--- Begin RECORD SET ---

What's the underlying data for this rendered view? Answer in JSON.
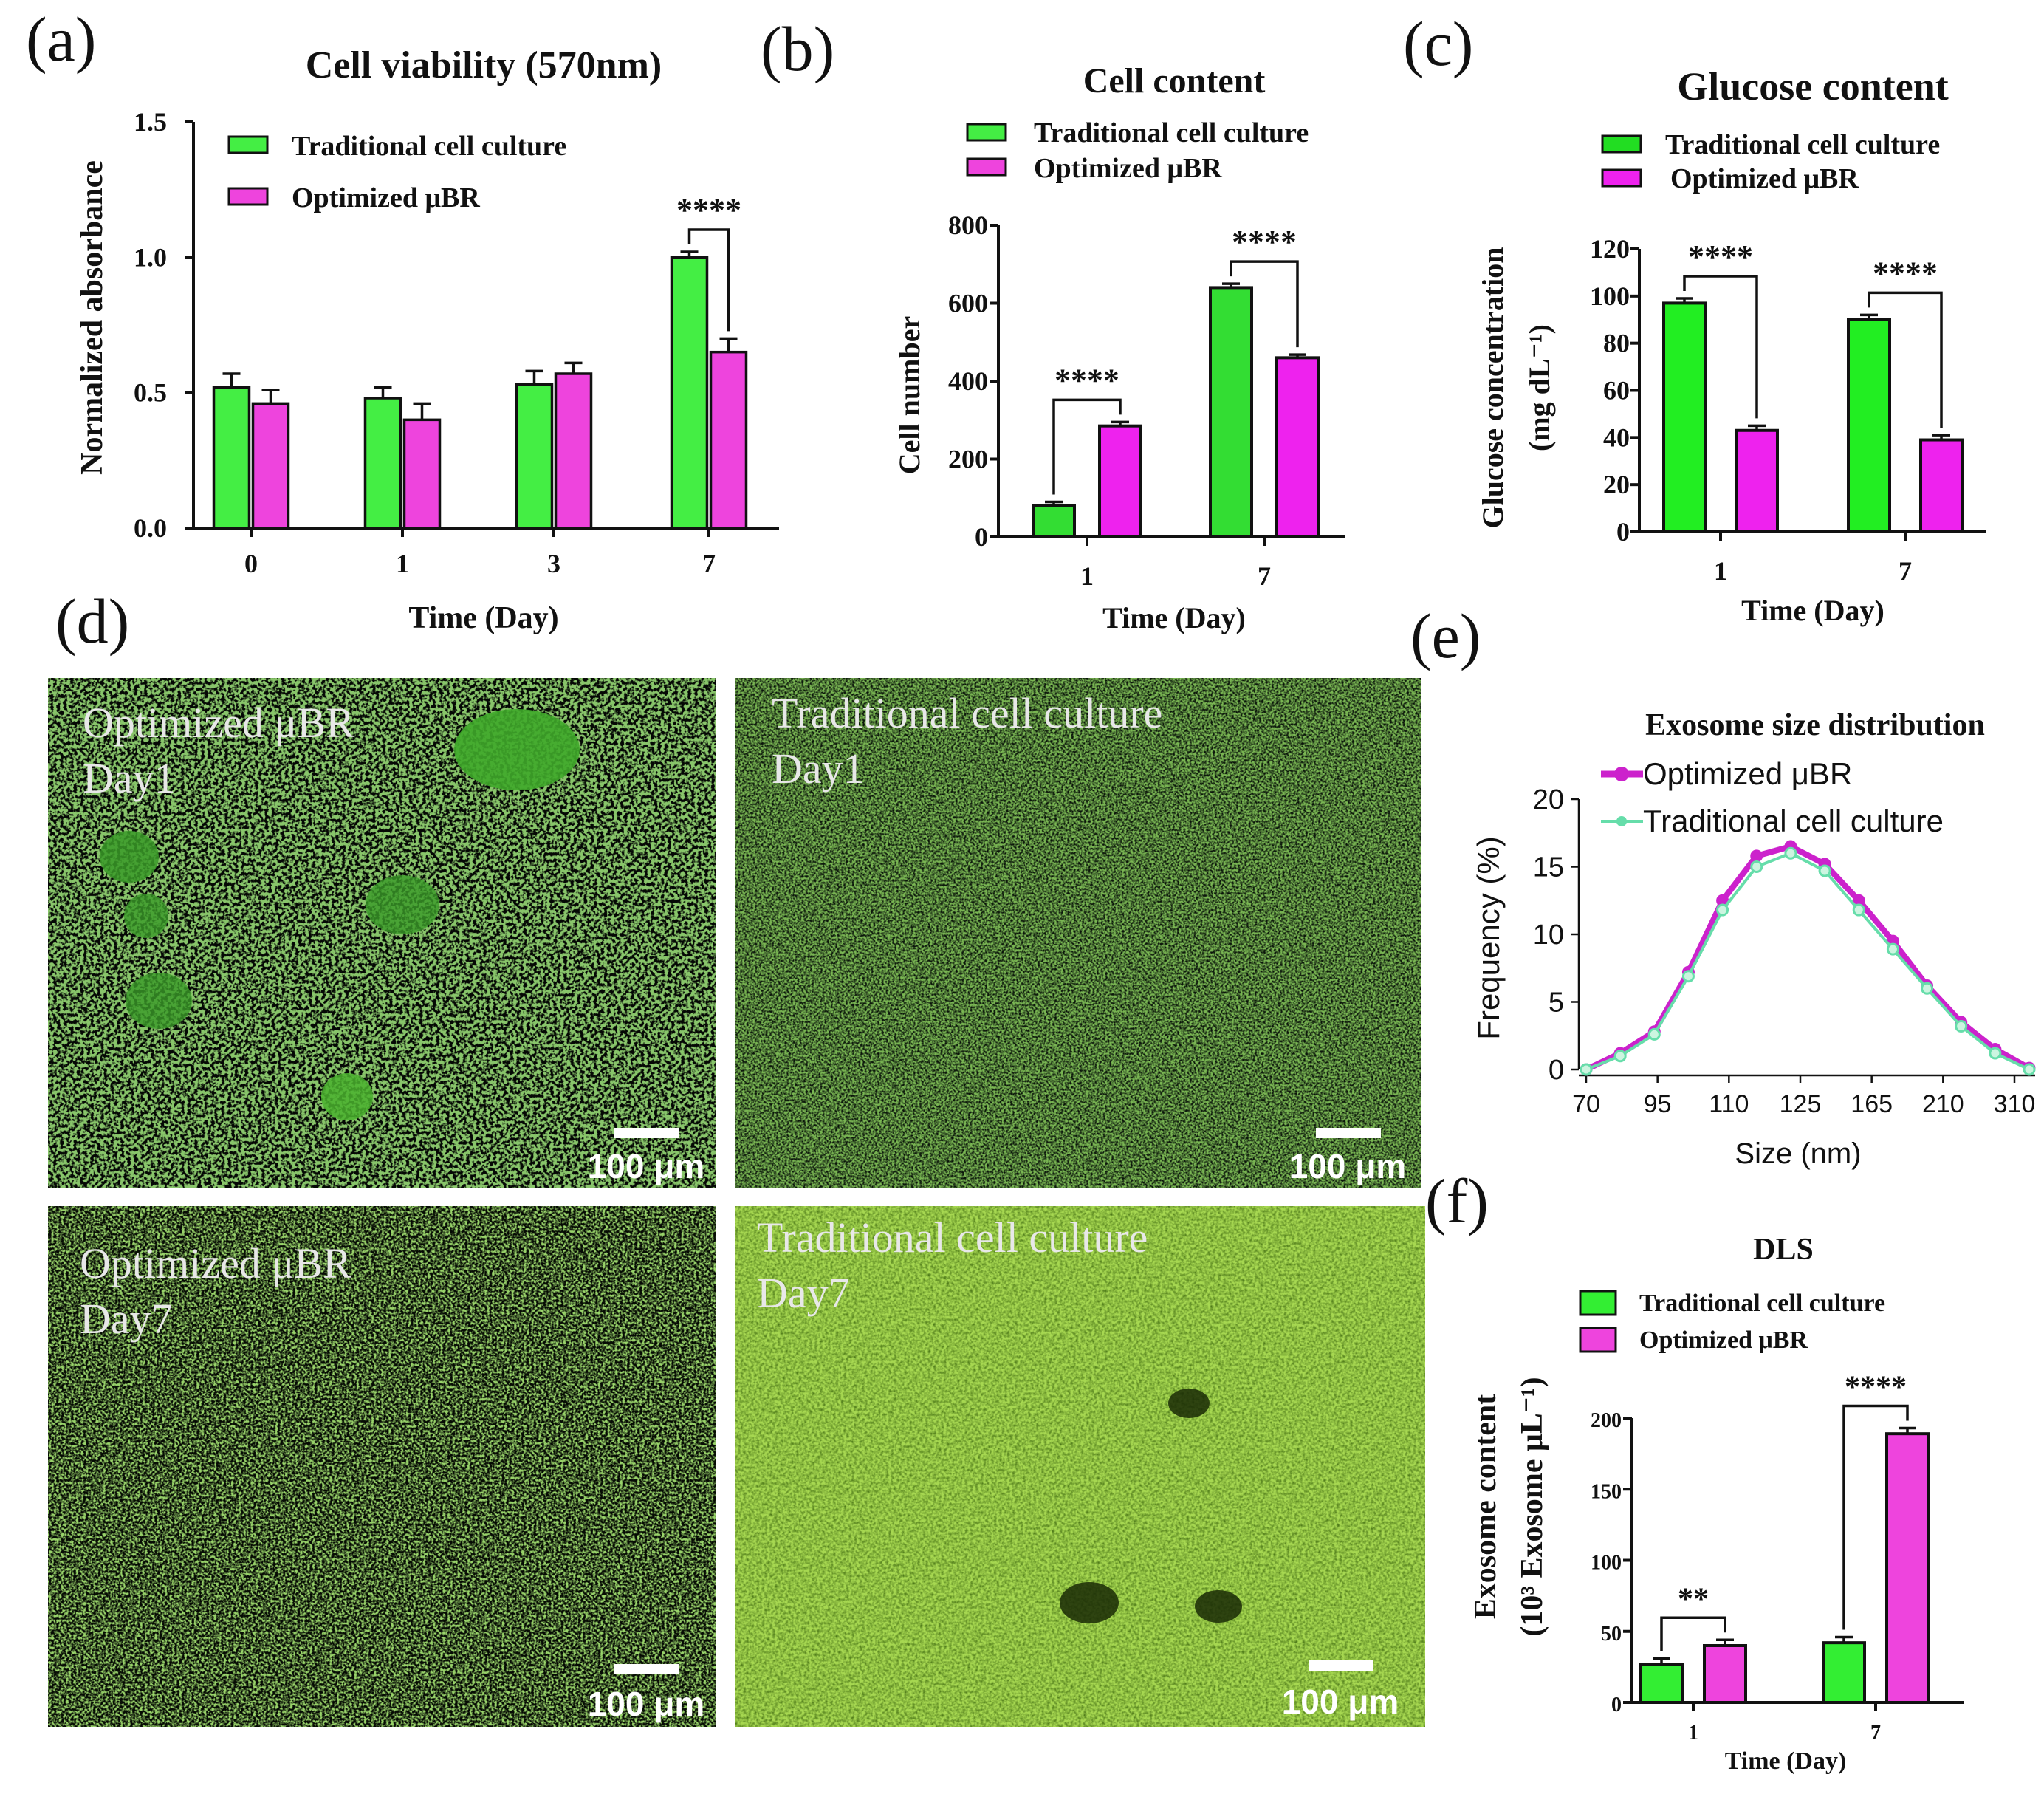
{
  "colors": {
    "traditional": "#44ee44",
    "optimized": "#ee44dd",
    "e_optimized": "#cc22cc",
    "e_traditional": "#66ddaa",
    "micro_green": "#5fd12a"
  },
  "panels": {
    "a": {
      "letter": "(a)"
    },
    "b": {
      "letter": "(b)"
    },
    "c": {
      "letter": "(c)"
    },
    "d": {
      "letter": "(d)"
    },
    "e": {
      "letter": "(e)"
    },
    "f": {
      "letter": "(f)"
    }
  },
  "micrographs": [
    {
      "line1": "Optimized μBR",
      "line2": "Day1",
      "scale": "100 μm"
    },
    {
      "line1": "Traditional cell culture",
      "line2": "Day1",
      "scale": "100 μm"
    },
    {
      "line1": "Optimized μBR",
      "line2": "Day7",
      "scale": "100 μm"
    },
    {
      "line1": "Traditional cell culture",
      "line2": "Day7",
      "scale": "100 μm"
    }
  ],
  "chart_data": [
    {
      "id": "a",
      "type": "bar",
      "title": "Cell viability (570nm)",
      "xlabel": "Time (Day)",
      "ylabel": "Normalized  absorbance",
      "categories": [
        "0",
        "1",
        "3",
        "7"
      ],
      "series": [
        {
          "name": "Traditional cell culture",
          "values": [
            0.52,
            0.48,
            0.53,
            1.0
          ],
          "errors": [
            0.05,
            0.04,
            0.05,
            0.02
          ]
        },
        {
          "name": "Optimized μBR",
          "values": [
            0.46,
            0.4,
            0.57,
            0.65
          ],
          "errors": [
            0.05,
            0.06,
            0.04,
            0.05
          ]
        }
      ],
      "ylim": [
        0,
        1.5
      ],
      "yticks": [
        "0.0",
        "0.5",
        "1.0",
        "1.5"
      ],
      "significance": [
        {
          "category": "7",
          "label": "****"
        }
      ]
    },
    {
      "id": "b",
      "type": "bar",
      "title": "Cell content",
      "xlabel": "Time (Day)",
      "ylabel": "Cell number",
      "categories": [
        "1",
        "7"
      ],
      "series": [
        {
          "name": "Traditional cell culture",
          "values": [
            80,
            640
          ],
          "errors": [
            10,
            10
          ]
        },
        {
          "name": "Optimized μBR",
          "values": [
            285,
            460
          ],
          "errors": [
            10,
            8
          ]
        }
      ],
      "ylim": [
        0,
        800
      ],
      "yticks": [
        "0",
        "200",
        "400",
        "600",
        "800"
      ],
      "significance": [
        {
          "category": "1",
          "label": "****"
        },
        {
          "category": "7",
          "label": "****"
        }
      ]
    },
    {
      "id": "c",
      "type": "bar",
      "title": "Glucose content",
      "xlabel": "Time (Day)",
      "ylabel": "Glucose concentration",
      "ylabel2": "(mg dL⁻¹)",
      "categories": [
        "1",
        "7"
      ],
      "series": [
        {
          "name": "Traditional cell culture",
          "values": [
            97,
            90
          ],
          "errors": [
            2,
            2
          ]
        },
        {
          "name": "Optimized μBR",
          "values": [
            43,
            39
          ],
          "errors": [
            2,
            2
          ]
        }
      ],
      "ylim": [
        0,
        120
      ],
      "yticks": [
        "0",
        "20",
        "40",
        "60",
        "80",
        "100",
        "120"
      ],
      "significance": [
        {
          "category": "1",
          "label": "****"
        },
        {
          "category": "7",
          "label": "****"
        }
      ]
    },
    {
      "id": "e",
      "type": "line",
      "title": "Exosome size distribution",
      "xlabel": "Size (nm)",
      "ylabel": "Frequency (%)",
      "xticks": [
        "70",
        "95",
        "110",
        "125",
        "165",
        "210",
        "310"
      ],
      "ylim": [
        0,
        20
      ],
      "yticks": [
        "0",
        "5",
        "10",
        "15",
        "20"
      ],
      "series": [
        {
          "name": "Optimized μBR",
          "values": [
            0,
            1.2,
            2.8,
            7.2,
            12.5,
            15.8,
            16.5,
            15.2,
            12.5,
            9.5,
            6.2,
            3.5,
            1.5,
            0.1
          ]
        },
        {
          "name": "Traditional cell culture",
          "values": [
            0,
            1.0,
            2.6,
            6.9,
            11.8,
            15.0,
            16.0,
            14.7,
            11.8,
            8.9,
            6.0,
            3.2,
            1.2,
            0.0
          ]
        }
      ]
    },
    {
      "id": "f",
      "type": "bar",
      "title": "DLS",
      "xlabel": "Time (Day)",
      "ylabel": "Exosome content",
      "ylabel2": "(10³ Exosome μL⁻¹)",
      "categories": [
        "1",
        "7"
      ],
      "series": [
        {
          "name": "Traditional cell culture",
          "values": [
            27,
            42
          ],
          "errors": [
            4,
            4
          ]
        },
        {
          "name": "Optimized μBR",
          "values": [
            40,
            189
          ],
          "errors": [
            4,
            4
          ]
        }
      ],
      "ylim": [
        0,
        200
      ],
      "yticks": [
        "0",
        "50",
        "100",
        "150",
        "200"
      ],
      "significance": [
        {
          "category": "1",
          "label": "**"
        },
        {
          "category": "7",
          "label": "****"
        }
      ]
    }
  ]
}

--- End RECORD SET ---
--- Begin RECORD SET ---

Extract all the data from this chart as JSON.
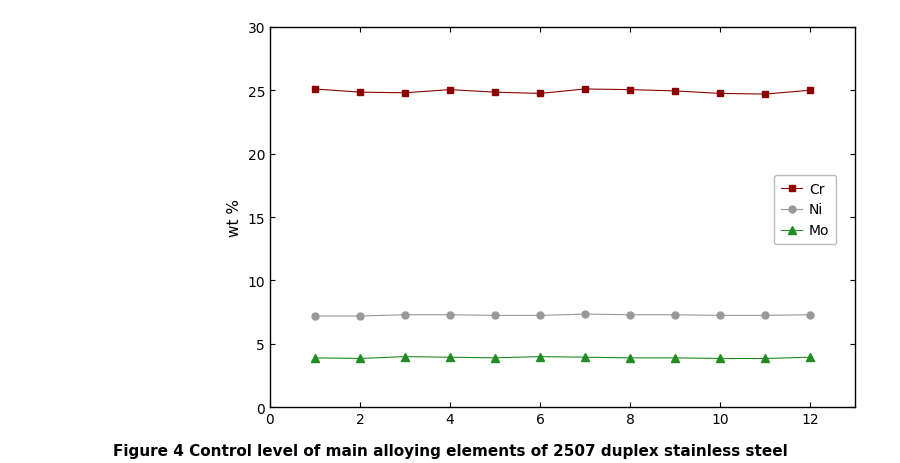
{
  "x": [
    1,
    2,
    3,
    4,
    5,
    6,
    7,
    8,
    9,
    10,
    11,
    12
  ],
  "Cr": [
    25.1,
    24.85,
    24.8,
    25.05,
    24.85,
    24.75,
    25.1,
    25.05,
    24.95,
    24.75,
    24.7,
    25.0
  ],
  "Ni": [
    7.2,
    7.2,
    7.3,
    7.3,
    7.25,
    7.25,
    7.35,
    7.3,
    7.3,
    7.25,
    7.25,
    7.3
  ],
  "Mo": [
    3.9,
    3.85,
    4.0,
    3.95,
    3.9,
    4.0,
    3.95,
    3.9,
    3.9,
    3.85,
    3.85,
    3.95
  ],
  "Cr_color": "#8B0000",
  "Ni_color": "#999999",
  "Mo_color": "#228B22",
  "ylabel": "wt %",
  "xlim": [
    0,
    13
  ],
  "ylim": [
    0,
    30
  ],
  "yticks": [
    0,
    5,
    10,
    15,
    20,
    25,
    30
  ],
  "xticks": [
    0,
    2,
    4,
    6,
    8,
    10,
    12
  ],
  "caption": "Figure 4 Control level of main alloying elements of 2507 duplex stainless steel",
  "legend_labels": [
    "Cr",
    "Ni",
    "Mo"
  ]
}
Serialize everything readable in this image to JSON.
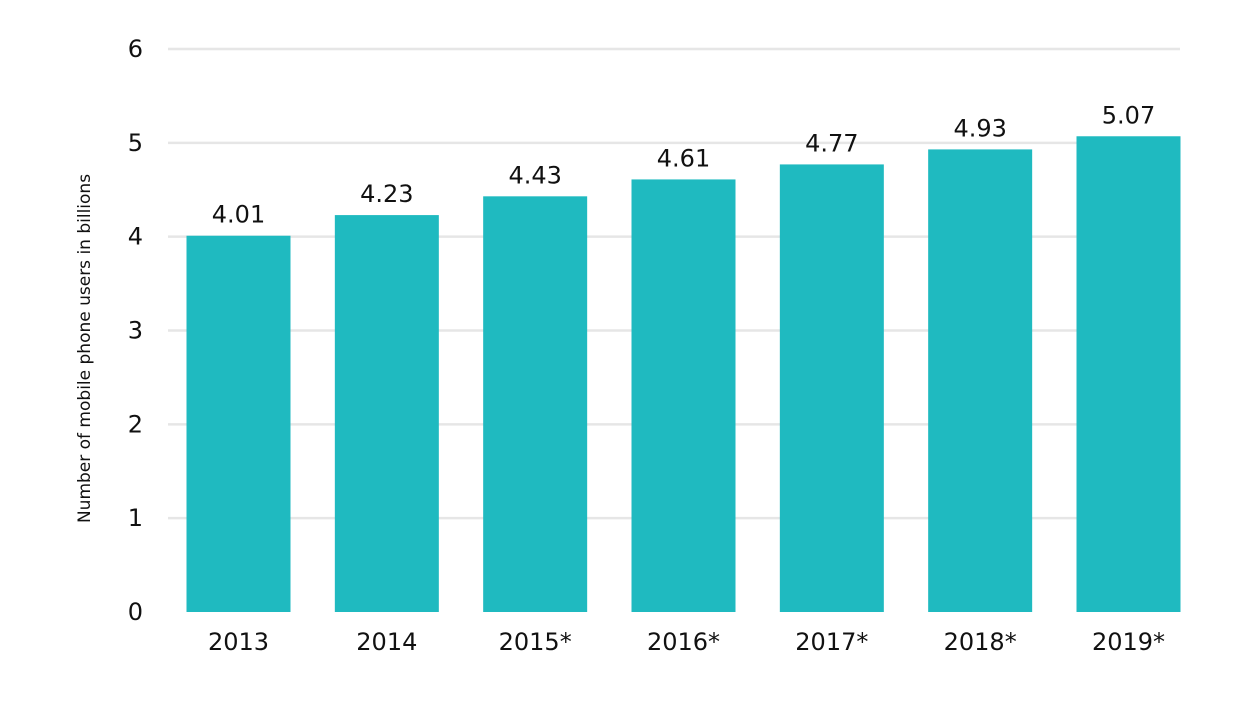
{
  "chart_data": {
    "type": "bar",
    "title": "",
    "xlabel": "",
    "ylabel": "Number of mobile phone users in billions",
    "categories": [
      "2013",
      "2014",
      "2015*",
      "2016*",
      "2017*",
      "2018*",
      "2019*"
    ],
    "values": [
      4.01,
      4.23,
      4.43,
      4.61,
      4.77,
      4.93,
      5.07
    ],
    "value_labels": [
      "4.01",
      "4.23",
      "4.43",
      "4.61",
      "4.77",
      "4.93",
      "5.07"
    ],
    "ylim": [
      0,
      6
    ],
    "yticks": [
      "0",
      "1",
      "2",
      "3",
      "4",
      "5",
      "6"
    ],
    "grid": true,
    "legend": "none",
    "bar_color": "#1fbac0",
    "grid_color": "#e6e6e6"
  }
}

--- End RECORD SET ---

> [PROBLEM]: From the data above, copy out every line with the string "title" in it.

> [RESULT OF THIS TASK]:
      "title": "Cell viability (570nm)",
      "title": "Cell content",
      "title": "Glucose content",
      "title": "Exosome size distribution",
      "title": "DLS",
    "title": "",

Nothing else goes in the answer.